What you should do:
Transcribe each line exactly.

Record set:

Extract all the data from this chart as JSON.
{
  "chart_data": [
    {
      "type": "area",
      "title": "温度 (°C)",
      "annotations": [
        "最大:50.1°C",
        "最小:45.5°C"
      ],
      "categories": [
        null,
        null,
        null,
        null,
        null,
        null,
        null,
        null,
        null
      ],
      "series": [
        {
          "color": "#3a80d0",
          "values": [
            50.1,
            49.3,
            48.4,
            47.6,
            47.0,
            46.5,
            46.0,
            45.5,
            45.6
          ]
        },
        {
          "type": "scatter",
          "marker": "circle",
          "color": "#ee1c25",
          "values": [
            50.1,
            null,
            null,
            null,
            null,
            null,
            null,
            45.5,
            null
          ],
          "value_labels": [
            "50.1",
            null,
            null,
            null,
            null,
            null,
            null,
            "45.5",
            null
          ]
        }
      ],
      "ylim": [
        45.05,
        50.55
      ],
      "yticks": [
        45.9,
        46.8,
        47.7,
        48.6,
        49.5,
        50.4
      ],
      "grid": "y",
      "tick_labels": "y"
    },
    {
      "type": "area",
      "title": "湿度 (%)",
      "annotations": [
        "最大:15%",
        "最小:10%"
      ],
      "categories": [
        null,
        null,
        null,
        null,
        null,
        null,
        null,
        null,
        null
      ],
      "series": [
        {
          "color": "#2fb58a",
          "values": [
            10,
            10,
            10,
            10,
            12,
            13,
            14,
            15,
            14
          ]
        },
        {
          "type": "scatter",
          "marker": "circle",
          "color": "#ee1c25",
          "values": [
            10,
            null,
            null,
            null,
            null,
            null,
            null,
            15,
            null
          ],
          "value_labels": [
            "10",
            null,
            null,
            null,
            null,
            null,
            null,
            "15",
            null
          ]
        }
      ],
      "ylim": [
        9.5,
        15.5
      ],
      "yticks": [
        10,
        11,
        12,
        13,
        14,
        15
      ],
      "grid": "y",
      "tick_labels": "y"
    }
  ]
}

Written answer:
Extract all the data from this chart as JSON.
{
  "chart_data": [
    {
      "type": "area",
      "title": "温度 (°C)",
      "annotations": [
        "最大:50.1°C",
        "最小:45.5°C"
      ],
      "categories": [
        null,
        null,
        null,
        null,
        null,
        null,
        null,
        null,
        null
      ],
      "series": [
        {
          "color": "#3a80d0",
          "values": [
            50.1,
            49.3,
            48.4,
            47.6,
            47.0,
            46.5,
            46.0,
            45.5,
            45.6
          ]
        },
        {
          "type": "scatter",
          "marker": "circle",
          "color": "#ee1c25",
          "values": [
            50.1,
            null,
            null,
            null,
            null,
            null,
            null,
            45.5,
            null
          ],
          "value_labels": [
            "50.1",
            null,
            null,
            null,
            null,
            null,
            null,
            "45.5",
            null
          ]
        }
      ],
      "ylim": [
        45.05,
        50.55
      ],
      "yticks": [
        45.9,
        46.8,
        47.7,
        48.6,
        49.5,
        50.4
      ],
      "grid": "y",
      "tick_labels": "y"
    },
    {
      "type": "area",
      "title": "湿度 (%)",
      "annotations": [
        "最大:15%",
        "最小:10%"
      ],
      "categories": [
        null,
        null,
        null,
        null,
        null,
        null,
        null,
        null,
        null
      ],
      "series": [
        {
          "color": "#2fb58a",
          "values": [
            10,
            10,
            10,
            10,
            12,
            13,
            14,
            15,
            14
          ]
        },
        {
          "type": "scatter",
          "marker": "circle",
          "color": "#ee1c25",
          "values": [
            10,
            null,
            null,
            null,
            null,
            null,
            null,
            15,
            null
          ],
          "value_labels": [
            "10",
            null,
            null,
            null,
            null,
            null,
            null,
            "15",
            null
          ]
        }
      ],
      "ylim": [
        9.5,
        15.5
      ],
      "yticks": [
        10,
        11,
        12,
        13,
        14,
        15
      ],
      "grid": "y",
      "tick_labels": "y"
    }
  ]
}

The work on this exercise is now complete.